**SHORT EXERCISE**
Copy, from the entries below, each line in which the string "károsító" appears.

**MATERIAL SUPPLIED**
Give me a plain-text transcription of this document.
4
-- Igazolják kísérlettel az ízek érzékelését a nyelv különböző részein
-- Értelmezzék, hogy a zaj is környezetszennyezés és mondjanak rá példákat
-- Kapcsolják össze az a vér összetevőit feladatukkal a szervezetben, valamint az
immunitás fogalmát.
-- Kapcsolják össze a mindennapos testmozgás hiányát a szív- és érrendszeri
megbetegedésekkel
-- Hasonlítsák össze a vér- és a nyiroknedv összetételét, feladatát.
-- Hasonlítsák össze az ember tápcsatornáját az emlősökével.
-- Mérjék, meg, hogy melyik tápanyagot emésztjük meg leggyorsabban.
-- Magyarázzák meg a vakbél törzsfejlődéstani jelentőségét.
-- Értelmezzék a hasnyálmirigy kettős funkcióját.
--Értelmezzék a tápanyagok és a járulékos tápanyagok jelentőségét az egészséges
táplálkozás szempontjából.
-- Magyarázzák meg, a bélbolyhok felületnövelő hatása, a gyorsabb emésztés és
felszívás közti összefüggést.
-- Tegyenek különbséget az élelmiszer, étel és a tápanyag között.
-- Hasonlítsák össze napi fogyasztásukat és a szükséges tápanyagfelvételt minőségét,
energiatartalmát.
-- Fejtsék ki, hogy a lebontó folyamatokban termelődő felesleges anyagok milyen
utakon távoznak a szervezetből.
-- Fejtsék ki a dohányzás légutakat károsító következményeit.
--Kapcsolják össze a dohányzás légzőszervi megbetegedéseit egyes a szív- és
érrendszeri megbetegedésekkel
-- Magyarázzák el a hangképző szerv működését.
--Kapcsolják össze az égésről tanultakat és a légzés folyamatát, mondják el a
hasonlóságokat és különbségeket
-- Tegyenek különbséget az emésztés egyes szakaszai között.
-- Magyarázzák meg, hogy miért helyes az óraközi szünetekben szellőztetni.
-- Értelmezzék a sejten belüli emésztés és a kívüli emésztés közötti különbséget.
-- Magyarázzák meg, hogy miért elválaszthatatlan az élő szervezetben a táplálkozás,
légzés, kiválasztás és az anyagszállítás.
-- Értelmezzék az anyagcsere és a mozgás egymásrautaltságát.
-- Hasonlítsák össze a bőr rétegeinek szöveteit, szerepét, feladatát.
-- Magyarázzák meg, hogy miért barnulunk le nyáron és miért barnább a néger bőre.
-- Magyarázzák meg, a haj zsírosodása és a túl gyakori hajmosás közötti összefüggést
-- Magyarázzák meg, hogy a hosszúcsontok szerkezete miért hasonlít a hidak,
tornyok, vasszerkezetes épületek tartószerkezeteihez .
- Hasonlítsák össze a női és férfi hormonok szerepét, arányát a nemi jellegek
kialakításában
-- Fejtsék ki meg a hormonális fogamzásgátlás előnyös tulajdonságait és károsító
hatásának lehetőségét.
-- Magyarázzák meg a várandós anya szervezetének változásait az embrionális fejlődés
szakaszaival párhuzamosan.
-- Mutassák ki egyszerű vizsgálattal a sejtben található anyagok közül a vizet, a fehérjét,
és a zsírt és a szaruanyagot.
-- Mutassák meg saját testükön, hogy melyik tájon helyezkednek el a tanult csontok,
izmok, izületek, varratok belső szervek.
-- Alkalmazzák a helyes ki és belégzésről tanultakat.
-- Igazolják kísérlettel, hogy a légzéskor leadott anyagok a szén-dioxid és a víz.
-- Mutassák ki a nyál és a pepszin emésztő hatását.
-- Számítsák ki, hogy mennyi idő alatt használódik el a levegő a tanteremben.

**TASK SOLUTION**
-- Fejtsék ki a dohányzás légutakat károsító következményeit.
-- Fejtsék ki meg a hormonális fogamzásgátlás előnyös tulajdonságait és károsító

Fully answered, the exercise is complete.